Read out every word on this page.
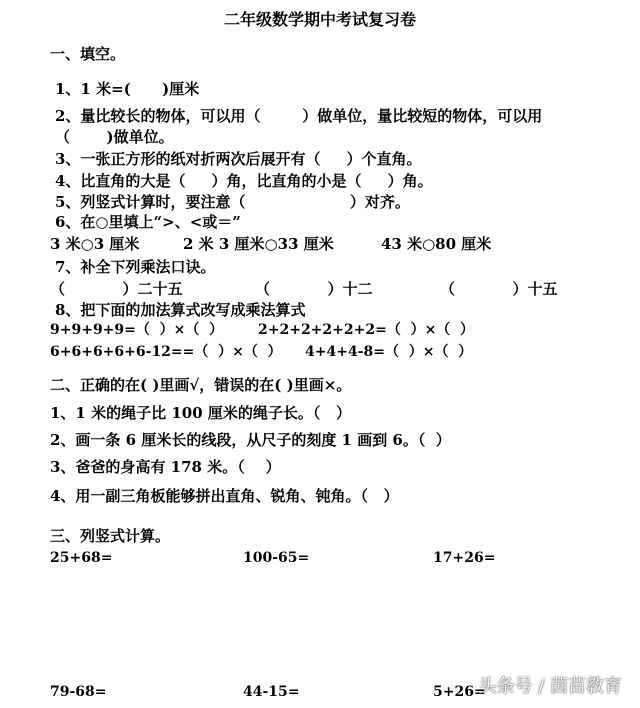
二年级数学期中考试复习卷
一、填空。
1、1 米=(      )厘米
2、量比较长的物体，可以用（        ）做单位，量比较短的物体，可以用
（       )做单位。
3、一张正方形的纸对折两次后展开有（     ）个直角。
4、比直角的大是（     ）角，比直角的小是（     ）角。
5、列竖式计算时，要注意（                    ）对齐。
6、在○里填上“>、<或＝”
3 米○3 厘米	2 米 3 厘米○33 厘米	43 米○80 厘米
7、补全下列乘法口诀。
（           ）二十五	（           ）十二	（           ）十五
8、把下面的加法算式改写成乘法算式
9+9+9+9=（  ）×（  ） 2+2+2+2+2+2=（  ）×（  ）
6+6+6+6+6-12==（  ）×（  ） 4+4+4-8=（  ）×（  ）
二、正确的在( )里画√，错误的在( )里画×。
1、1 米的绳子比 100 厘米的绳子长。（   ）
2、画一条 6 厘米长的线段，从尺子的刻度 1 画到 6。（  ）
3、爸爸的身高有 178 米。（    ）
4、用一副三角板能够拼出直角、锐角、钝角。（   ）
三、列竖式计算。
25+68=	100-65=	17+26=
79-68=	44-15=	5+26=
头条号 / 茵苗教育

**WHAT YOU NEED TO DO**:
Copy everything in the records above except the pictures, exactly as written.

**TASK RESULT**:
Read out every word on this page.
二年级数学期中考试复习卷
一、填空。
1、1 米=(      )厘米
2、量比较长的物体，可以用（        ）做单位，量比较短的物体，可以用
（       )做单位。
3、一张正方形的纸对折两次后展开有（     ）个直角。
4、比直角的大是（     ）角，比直角的小是（     ）角。
5、列竖式计算时，要注意（                    ）对齐。
6、在○里填上“>、<或＝”
3 米○3 厘米	2 米 3 厘米○33 厘米	43 米○80 厘米
7、补全下列乘法口诀。
（           ）二十五	（           ）十二	（           ）十五
8、把下面的加法算式改写成乘法算式
9+9+9+9=（  ）×（  ） 2+2+2+2+2+2=（  ）×（  ）
6+6+6+6+6-12==（  ）×（  ） 4+4+4-8=（  ）×（  ）
二、正确的在( )里画√，错误的在( )里画×。
1、1 米的绳子比 100 厘米的绳子长。（   ）
2、画一条 6 厘米长的线段，从尺子的刻度 1 画到 6。（  ）
3、爸爸的身高有 178 米。（    ）
4、用一副三角板能够拼出直角、锐角、钝角。（   ）
三、列竖式计算。
25+68=	100-65=	17+26=
79-68=	44-15=	5+26=
头条号 / 茵苗教育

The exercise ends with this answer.